**DIRECTIONS FOR THIS TASK**. In the material, take the lines from the one containing "match-row[interactable]: Bnnna Bansean" through the one containing "match-v4[interactable]: 0: [650, 106, 656, 117]" and write them out again, swapping "stats-row" for "summary-row" and leaving everything else unchanged.

Start MATERIAL SHOWN

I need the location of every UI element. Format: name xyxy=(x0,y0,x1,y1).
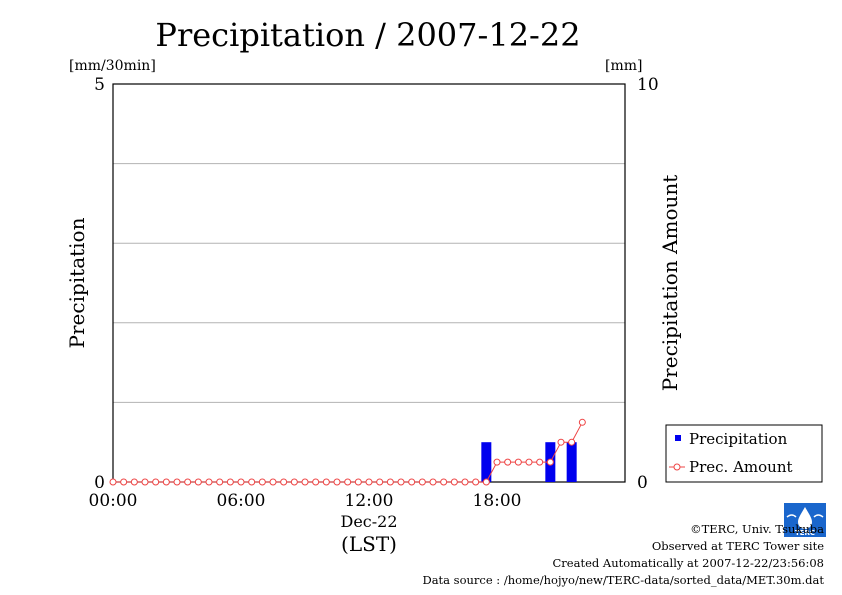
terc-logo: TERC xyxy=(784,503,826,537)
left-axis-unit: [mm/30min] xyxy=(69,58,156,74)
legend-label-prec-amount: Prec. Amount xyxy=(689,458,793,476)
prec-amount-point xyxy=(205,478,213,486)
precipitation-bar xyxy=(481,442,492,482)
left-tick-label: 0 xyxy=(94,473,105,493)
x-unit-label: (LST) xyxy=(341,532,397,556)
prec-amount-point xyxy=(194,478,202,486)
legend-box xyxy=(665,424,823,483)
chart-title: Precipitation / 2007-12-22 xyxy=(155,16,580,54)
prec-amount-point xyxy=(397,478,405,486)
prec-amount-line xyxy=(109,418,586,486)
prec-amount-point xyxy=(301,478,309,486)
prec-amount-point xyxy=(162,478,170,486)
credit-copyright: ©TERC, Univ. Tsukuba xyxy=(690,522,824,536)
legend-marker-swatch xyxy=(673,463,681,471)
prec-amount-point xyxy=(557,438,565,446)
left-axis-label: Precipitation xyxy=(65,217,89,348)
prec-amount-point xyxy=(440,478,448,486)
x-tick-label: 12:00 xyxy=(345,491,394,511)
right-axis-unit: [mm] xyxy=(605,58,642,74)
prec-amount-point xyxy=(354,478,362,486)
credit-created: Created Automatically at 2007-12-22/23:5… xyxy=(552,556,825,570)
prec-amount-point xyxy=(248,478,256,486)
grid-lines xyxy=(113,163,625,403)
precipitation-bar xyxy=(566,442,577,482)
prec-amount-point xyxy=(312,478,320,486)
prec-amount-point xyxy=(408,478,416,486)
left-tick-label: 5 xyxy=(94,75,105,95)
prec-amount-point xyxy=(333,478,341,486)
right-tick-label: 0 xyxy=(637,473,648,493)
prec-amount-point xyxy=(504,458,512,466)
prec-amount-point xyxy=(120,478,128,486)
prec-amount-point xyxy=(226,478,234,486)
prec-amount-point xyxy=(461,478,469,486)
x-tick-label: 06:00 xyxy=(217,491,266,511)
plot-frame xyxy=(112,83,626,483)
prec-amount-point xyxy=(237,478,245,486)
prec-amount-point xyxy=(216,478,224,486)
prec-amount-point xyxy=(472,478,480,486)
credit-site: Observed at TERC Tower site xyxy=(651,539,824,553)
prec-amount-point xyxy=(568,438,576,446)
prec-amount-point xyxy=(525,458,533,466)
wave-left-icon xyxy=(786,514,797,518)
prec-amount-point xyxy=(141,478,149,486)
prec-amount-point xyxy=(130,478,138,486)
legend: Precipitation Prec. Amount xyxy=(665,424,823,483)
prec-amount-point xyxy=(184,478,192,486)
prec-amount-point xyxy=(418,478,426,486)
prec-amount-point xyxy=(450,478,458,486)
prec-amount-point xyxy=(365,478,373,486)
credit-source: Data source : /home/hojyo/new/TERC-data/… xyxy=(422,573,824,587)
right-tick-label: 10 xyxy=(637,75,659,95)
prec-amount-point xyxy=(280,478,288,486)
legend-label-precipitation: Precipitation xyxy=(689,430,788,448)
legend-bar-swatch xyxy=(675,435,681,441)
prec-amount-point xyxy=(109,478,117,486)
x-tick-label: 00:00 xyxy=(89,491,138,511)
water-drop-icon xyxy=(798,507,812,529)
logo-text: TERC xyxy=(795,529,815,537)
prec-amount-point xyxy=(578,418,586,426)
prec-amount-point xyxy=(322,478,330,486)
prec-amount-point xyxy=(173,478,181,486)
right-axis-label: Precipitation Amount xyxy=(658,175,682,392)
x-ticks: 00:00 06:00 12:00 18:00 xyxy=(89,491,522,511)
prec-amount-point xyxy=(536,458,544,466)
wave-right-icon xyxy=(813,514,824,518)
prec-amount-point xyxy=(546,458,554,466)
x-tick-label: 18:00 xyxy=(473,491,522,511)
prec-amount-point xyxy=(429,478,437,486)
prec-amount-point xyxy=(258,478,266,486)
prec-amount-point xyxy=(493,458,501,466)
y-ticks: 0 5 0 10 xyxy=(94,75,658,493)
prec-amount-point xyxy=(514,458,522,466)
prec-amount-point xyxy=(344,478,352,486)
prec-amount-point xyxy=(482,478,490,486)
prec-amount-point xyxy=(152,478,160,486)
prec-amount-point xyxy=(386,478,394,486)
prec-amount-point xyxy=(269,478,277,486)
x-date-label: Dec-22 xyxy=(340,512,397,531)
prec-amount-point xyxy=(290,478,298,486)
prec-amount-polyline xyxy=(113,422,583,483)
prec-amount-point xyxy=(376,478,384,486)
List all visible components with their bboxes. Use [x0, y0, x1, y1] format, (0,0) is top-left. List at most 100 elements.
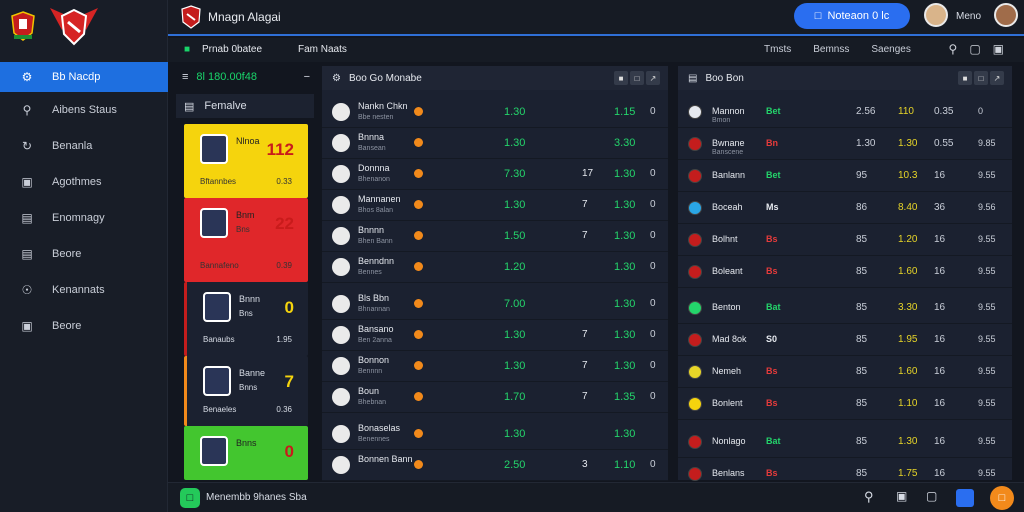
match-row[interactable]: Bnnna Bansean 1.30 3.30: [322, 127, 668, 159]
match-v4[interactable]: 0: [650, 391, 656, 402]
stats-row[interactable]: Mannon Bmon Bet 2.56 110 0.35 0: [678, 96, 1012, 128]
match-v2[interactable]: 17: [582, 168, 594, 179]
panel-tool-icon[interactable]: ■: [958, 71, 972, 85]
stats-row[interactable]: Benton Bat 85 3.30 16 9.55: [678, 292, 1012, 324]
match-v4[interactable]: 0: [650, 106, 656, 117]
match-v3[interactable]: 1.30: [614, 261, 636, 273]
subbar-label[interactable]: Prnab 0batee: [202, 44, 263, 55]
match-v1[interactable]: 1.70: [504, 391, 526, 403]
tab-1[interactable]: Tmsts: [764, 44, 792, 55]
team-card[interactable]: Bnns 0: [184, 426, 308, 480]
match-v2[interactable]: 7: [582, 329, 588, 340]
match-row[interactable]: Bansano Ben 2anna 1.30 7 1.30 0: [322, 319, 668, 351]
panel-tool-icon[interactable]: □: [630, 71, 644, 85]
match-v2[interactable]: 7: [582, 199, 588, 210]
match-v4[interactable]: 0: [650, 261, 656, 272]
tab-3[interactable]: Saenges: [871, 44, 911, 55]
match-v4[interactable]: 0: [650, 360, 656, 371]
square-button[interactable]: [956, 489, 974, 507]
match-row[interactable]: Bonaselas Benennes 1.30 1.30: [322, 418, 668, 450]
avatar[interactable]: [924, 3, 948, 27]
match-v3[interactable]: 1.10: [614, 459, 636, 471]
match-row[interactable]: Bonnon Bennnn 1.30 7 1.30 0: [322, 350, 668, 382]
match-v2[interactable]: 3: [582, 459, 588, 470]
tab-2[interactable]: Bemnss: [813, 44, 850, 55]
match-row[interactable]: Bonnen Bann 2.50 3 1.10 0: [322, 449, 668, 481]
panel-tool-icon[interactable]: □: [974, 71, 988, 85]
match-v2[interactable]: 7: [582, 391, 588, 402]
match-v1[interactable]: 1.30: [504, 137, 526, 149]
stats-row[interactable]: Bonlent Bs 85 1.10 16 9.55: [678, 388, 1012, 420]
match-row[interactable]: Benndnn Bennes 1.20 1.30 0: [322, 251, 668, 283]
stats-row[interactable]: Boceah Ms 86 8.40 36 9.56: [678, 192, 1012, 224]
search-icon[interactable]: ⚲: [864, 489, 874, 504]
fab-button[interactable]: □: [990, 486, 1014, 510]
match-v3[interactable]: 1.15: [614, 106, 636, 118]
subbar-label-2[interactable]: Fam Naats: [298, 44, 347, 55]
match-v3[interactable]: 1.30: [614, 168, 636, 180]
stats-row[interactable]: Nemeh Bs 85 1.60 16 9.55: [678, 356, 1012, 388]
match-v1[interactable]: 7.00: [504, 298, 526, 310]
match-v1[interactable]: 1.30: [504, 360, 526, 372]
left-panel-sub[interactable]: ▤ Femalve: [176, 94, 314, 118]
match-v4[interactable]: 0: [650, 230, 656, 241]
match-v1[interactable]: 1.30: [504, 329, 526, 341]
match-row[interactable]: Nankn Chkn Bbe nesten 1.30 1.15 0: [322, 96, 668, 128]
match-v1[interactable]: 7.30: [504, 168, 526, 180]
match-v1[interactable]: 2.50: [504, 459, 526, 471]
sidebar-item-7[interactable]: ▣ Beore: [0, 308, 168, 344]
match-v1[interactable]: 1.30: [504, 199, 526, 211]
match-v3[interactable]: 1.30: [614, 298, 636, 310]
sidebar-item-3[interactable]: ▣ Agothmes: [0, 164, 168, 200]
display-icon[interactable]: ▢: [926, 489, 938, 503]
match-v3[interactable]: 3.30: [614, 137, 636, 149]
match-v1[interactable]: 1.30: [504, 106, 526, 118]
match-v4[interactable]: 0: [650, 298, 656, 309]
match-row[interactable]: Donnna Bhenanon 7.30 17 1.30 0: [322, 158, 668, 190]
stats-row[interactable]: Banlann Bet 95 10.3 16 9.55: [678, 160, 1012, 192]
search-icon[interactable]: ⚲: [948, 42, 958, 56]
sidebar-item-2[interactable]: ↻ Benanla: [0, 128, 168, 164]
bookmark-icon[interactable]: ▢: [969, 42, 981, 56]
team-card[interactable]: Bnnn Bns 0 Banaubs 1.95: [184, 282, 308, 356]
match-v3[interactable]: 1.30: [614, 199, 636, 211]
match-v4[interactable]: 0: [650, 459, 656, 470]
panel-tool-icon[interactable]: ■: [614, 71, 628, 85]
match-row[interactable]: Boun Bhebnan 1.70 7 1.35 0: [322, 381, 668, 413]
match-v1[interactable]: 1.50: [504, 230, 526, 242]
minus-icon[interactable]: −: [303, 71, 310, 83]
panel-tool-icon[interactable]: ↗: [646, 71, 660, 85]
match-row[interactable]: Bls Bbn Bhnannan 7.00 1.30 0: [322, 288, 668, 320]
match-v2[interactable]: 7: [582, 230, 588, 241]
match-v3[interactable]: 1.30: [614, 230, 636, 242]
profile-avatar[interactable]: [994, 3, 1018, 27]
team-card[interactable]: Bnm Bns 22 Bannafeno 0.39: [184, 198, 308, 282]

End MATERIAL SHOWN

**TASK ANSWER**.
match-row[interactable]: Bnnna Bansean 1.30 3.30: [322, 127, 668, 159]
match-v4[interactable]: 0: [650, 391, 656, 402]
summary-row[interactable]: Mannon Bmon Bet 2.56 110 0.35 0: [678, 96, 1012, 128]
match-v2[interactable]: 17: [582, 168, 594, 179]
panel-tool-icon[interactable]: ■: [958, 71, 972, 85]
summary-row[interactable]: Benton Bat 85 3.30 16 9.55: [678, 292, 1012, 324]
match-v4[interactable]: 0: [650, 106, 656, 117]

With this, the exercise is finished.